## START Data listing

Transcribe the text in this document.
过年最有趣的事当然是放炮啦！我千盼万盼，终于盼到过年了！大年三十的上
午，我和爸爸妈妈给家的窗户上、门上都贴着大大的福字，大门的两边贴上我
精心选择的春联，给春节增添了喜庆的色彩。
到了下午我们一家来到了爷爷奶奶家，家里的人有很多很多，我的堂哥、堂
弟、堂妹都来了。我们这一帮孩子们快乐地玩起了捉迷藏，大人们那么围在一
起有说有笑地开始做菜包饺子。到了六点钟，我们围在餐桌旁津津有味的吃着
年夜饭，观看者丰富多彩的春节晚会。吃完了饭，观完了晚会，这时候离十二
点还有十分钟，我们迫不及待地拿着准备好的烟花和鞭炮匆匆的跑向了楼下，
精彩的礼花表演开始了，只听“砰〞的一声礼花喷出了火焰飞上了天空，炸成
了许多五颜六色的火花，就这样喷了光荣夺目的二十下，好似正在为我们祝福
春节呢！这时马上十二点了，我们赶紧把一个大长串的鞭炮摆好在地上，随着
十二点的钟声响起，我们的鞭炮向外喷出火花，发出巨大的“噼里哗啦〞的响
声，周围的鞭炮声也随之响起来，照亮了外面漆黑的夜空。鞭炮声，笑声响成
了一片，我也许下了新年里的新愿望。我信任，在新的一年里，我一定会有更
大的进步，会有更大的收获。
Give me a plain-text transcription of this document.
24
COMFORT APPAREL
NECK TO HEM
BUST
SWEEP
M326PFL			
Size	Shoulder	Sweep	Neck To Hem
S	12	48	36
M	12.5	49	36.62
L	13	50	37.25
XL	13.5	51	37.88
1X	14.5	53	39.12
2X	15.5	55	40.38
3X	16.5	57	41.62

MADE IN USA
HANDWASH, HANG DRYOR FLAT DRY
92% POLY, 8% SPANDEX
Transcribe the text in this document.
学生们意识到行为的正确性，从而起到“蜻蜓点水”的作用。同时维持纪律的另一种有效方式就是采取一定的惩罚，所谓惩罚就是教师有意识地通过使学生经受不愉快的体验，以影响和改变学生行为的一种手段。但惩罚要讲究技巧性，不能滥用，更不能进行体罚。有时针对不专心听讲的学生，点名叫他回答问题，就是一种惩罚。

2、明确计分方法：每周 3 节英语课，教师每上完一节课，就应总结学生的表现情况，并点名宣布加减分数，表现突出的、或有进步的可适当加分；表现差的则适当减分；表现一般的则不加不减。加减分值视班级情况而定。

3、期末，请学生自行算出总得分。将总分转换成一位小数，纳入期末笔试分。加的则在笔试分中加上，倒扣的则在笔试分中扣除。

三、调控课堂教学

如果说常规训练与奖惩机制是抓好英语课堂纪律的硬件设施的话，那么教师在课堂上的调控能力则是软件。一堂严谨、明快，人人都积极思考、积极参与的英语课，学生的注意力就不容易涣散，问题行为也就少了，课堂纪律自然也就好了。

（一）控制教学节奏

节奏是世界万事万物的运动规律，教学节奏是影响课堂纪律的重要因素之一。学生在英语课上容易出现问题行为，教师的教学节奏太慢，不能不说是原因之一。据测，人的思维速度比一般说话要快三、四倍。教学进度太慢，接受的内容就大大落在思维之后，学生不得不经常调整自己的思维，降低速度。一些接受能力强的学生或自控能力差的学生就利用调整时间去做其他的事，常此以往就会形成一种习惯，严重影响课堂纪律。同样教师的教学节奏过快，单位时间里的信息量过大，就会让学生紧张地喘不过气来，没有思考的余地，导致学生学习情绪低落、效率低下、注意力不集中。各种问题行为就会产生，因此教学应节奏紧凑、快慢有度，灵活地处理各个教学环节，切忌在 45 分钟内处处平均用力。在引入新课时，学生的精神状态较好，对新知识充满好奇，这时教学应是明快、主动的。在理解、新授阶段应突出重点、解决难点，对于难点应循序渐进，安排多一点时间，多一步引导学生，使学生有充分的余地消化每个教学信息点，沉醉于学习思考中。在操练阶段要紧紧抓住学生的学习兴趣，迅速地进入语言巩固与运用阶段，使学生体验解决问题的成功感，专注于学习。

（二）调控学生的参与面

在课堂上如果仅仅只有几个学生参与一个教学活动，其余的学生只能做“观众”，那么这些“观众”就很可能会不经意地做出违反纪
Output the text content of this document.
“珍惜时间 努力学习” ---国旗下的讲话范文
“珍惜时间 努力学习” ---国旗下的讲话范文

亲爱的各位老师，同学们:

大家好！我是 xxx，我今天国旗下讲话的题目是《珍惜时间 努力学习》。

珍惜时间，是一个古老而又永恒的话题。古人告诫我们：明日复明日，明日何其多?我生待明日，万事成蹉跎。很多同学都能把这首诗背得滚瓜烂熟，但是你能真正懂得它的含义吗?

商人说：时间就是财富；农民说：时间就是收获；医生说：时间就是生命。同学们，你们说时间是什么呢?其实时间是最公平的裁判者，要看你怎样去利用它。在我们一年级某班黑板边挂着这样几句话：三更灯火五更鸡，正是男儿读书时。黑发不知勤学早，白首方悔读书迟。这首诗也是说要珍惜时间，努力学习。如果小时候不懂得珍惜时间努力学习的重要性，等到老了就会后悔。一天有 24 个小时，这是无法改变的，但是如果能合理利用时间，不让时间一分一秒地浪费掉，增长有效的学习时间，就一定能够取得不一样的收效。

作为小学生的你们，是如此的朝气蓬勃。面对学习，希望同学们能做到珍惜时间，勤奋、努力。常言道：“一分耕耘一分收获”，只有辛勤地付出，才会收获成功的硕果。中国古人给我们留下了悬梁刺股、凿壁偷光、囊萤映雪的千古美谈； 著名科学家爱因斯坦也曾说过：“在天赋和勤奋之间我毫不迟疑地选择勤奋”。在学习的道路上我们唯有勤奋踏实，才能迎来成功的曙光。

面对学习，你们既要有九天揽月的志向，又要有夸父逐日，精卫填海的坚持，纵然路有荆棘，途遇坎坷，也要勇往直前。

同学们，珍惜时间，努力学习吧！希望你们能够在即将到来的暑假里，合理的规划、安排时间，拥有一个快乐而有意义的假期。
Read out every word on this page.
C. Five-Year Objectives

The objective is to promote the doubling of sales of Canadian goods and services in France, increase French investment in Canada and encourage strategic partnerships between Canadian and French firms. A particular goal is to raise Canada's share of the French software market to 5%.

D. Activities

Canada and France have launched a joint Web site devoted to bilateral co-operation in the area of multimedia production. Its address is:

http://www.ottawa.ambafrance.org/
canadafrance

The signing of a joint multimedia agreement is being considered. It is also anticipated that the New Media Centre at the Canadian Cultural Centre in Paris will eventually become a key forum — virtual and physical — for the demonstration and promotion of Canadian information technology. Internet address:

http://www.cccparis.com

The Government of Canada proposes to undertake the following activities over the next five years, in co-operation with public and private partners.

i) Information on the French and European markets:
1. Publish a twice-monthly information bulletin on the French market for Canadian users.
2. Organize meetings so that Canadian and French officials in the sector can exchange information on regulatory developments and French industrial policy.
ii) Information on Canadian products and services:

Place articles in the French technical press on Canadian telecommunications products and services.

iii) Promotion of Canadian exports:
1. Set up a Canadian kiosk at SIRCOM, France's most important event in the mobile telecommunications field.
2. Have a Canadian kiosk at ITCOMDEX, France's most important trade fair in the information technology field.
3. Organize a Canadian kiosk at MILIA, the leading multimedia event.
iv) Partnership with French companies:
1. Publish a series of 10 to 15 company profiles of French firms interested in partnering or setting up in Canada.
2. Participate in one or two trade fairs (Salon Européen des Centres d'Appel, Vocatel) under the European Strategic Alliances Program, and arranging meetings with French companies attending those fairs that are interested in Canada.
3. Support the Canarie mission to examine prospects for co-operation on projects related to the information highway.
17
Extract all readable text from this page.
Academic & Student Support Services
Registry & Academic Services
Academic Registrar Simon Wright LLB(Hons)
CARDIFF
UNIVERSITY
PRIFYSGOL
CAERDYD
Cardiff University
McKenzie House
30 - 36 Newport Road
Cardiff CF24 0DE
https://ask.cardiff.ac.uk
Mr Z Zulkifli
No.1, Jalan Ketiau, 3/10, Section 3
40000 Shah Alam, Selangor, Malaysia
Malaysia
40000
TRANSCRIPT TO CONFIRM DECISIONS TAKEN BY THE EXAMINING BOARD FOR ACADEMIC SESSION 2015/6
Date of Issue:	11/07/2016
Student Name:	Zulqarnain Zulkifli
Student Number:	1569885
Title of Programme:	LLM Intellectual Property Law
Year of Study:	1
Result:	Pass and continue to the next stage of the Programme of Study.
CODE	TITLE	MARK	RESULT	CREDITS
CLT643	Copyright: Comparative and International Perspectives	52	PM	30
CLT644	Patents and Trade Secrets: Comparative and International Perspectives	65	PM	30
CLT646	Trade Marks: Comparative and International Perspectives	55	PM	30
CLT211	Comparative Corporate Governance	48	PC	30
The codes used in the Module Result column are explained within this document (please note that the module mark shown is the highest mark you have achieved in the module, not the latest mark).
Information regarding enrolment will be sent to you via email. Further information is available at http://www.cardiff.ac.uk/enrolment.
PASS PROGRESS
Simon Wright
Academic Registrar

## END Data listing

Gather up the lines that contain the word "multimedia".

> Result below:
Canada and France have launched a joint Web site devoted to bilateral co-operation in the area of multimedia production. Its address is:
The signing of a joint multimedia agreement is being considered. It is also anticipated that the New Media Centre at the Canadian Cultural Centre in Paris will eventually become a key forum — virtual and physical — for the demonstration and promotion of Canadian information technology. Internet address:
3. Organize a Canadian kiosk at MILIA, the leading multimedia event.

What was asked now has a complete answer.